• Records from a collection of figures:
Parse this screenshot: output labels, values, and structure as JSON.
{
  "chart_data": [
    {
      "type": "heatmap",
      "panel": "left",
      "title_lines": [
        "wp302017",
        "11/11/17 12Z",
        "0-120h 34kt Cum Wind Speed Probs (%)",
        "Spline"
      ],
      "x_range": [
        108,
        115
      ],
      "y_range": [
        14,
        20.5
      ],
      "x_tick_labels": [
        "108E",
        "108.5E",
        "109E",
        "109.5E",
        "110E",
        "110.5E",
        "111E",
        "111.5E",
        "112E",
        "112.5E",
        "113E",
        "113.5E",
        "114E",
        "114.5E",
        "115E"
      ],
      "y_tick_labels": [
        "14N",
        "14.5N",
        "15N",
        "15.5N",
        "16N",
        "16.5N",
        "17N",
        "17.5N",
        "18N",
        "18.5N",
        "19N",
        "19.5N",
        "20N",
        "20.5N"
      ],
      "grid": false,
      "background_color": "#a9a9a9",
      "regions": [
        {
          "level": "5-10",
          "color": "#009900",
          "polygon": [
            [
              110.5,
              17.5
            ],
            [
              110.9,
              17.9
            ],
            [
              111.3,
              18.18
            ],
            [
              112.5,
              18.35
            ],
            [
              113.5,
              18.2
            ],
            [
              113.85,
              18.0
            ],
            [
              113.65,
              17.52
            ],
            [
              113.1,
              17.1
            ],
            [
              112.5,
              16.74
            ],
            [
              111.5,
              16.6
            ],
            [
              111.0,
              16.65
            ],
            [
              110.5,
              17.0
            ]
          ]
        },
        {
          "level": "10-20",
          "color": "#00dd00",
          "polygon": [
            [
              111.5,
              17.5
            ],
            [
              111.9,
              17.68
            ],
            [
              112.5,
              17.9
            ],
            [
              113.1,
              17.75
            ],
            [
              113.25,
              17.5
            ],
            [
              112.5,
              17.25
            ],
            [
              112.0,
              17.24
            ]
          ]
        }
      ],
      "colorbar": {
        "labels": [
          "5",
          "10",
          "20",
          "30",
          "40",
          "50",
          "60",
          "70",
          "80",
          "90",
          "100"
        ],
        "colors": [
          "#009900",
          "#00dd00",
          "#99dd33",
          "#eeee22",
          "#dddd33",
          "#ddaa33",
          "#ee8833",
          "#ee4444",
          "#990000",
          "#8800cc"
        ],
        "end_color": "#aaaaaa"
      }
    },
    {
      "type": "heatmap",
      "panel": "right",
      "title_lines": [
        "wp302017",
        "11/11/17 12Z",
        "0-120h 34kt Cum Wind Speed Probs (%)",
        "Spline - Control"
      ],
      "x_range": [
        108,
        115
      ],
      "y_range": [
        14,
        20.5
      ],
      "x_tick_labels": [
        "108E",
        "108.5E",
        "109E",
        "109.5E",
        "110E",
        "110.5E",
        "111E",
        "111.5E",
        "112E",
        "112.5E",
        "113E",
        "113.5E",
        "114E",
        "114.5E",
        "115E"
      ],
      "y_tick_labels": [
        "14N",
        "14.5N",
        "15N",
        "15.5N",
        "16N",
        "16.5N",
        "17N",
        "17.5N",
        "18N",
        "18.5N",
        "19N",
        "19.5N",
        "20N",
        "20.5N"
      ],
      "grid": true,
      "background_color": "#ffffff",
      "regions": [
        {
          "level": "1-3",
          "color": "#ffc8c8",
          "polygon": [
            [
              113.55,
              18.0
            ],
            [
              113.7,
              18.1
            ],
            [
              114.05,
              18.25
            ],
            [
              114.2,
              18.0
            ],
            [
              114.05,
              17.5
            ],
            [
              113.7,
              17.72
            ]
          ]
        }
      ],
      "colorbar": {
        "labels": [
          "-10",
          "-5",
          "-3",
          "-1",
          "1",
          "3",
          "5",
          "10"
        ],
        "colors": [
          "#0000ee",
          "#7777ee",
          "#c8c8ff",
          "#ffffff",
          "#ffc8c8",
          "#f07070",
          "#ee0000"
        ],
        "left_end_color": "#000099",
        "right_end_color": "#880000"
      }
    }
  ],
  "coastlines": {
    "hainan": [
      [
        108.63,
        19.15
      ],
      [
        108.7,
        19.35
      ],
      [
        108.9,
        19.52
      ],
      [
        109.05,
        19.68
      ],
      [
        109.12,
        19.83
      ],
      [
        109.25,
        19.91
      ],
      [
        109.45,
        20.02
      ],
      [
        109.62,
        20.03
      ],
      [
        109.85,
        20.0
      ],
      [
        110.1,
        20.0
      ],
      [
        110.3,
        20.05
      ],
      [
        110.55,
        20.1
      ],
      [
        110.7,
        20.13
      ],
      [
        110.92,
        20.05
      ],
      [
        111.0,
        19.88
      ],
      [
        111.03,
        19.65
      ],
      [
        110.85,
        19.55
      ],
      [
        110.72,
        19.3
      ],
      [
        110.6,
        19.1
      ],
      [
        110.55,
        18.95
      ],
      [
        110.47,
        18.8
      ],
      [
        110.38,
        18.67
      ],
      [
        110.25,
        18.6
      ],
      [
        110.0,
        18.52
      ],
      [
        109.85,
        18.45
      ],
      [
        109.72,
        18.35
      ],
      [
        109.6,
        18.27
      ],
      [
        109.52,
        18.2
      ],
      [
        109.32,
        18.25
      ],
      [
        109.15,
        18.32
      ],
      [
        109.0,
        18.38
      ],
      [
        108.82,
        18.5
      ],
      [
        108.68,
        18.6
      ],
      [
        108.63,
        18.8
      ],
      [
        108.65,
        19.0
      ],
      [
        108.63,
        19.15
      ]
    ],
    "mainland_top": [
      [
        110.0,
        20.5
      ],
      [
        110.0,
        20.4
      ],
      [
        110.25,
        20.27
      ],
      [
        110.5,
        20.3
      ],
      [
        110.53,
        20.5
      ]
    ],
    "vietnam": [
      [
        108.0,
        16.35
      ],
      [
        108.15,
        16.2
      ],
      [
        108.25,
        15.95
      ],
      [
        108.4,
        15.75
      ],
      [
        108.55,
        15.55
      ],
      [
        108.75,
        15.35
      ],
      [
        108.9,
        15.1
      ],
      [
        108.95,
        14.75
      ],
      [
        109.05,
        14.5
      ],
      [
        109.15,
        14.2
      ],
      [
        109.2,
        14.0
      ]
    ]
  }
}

• DIRECTIONS:
Please restate the records in full, word for word.

• SOLUTION TO THE EXERCISE:
Parse this screenshot: output labels, values, and structure as JSON.
{
  "chart_data": [
    {
      "type": "heatmap",
      "panel": "left",
      "title_lines": [
        "wp302017",
        "11/11/17 12Z",
        "0-120h 34kt Cum Wind Speed Probs (%)",
        "Spline"
      ],
      "x_range": [
        108,
        115
      ],
      "y_range": [
        14,
        20.5
      ],
      "x_tick_labels": [
        "108E",
        "108.5E",
        "109E",
        "109.5E",
        "110E",
        "110.5E",
        "111E",
        "111.5E",
        "112E",
        "112.5E",
        "113E",
        "113.5E",
        "114E",
        "114.5E",
        "115E"
      ],
      "y_tick_labels": [
        "14N",
        "14.5N",
        "15N",
        "15.5N",
        "16N",
        "16.5N",
        "17N",
        "17.5N",
        "18N",
        "18.5N",
        "19N",
        "19.5N",
        "20N",
        "20.5N"
      ],
      "grid": false,
      "background_color": "#a9a9a9",
      "regions": [
        {
          "level": "5-10",
          "color": "#009900",
          "polygon": [
            [
              110.5,
              17.5
            ],
            [
              110.9,
              17.9
            ],
            [
              111.3,
              18.18
            ],
            [
              112.5,
              18.35
            ],
            [
              113.5,
              18.2
            ],
            [
              113.85,
              18.0
            ],
            [
              113.65,
              17.52
            ],
            [
              113.1,
              17.1
            ],
            [
              112.5,
              16.74
            ],
            [
              111.5,
              16.6
            ],
            [
              111.0,
              16.65
            ],
            [
              110.5,
              17.0
            ]
          ]
        },
        {
          "level": "10-20",
          "color": "#00dd00",
          "polygon": [
            [
              111.5,
              17.5
            ],
            [
              111.9,
              17.68
            ],
            [
              112.5,
              17.9
            ],
            [
              113.1,
              17.75
            ],
            [
              113.25,
              17.5
            ],
            [
              112.5,
              17.25
            ],
            [
              112.0,
              17.24
            ]
          ]
        }
      ],
      "colorbar": {
        "labels": [
          "5",
          "10",
          "20",
          "30",
          "40",
          "50",
          "60",
          "70",
          "80",
          "90",
          "100"
        ],
        "colors": [
          "#009900",
          "#00dd00",
          "#99dd33",
          "#eeee22",
          "#dddd33",
          "#ddaa33",
          "#ee8833",
          "#ee4444",
          "#990000",
          "#8800cc"
        ],
        "end_color": "#aaaaaa"
      }
    },
    {
      "type": "heatmap",
      "panel": "right",
      "title_lines": [
        "wp302017",
        "11/11/17 12Z",
        "0-120h 34kt Cum Wind Speed Probs (%)",
        "Spline - Control"
      ],
      "x_range": [
        108,
        115
      ],
      "y_range": [
        14,
        20.5
      ],
      "x_tick_labels": [
        "108E",
        "108.5E",
        "109E",
        "109.5E",
        "110E",
        "110.5E",
        "111E",
        "111.5E",
        "112E",
        "112.5E",
        "113E",
        "113.5E",
        "114E",
        "114.5E",
        "115E"
      ],
      "y_tick_labels": [
        "14N",
        "14.5N",
        "15N",
        "15.5N",
        "16N",
        "16.5N",
        "17N",
        "17.5N",
        "18N",
        "18.5N",
        "19N",
        "19.5N",
        "20N",
        "20.5N"
      ],
      "grid": true,
      "background_color": "#ffffff",
      "regions": [
        {
          "level": "1-3",
          "color": "#ffc8c8",
          "polygon": [
            [
              113.55,
              18.0
            ],
            [
              113.7,
              18.1
            ],
            [
              114.05,
              18.25
            ],
            [
              114.2,
              18.0
            ],
            [
              114.05,
              17.5
            ],
            [
              113.7,
              17.72
            ]
          ]
        }
      ],
      "colorbar": {
        "labels": [
          "-10",
          "-5",
          "-3",
          "-1",
          "1",
          "3",
          "5",
          "10"
        ],
        "colors": [
          "#0000ee",
          "#7777ee",
          "#c8c8ff",
          "#ffffff",
          "#ffc8c8",
          "#f07070",
          "#ee0000"
        ],
        "left_end_color": "#000099",
        "right_end_color": "#880000"
      }
    }
  ],
  "coastlines": {
    "hainan": [
      [
        108.63,
        19.15
      ],
      [
        108.7,
        19.35
      ],
      [
        108.9,
        19.52
      ],
      [
        109.05,
        19.68
      ],
      [
        109.12,
        19.83
      ],
      [
        109.25,
        19.91
      ],
      [
        109.45,
        20.02
      ],
      [
        109.62,
        20.03
      ],
      [
        109.85,
        20.0
      ],
      [
        110.1,
        20.0
      ],
      [
        110.3,
        20.05
      ],
      [
        110.55,
        20.1
      ],
      [
        110.7,
        20.13
      ],
      [
        110.92,
        20.05
      ],
      [
        111.0,
        19.88
      ],
      [
        111.03,
        19.65
      ],
      [
        110.85,
        19.55
      ],
      [
        110.72,
        19.3
      ],
      [
        110.6,
        19.1
      ],
      [
        110.55,
        18.95
      ],
      [
        110.47,
        18.8
      ],
      [
        110.38,
        18.67
      ],
      [
        110.25,
        18.6
      ],
      [
        110.0,
        18.52
      ],
      [
        109.85,
        18.45
      ],
      [
        109.72,
        18.35
      ],
      [
        109.6,
        18.27
      ],
      [
        109.52,
        18.2
      ],
      [
        109.32,
        18.25
      ],
      [
        109.15,
        18.32
      ],
      [
        109.0,
        18.38
      ],
      [
        108.82,
        18.5
      ],
      [
        108.68,
        18.6
      ],
      [
        108.63,
        18.8
      ],
      [
        108.65,
        19.0
      ],
      [
        108.63,
        19.15
      ]
    ],
    "mainland_top": [
      [
        110.0,
        20.5
      ],
      [
        110.0,
        20.4
      ],
      [
        110.25,
        20.27
      ],
      [
        110.5,
        20.3
      ],
      [
        110.53,
        20.5
      ]
    ],
    "vietnam": [
      [
        108.0,
        16.35
      ],
      [
        108.15,
        16.2
      ],
      [
        108.25,
        15.95
      ],
      [
        108.4,
        15.75
      ],
      [
        108.55,
        15.55
      ],
      [
        108.75,
        15.35
      ],
      [
        108.9,
        15.1
      ],
      [
        108.95,
        14.75
      ],
      [
        109.05,
        14.5
      ],
      [
        109.15,
        14.2
      ],
      [
        109.2,
        14.0
      ]
    ]
  }
}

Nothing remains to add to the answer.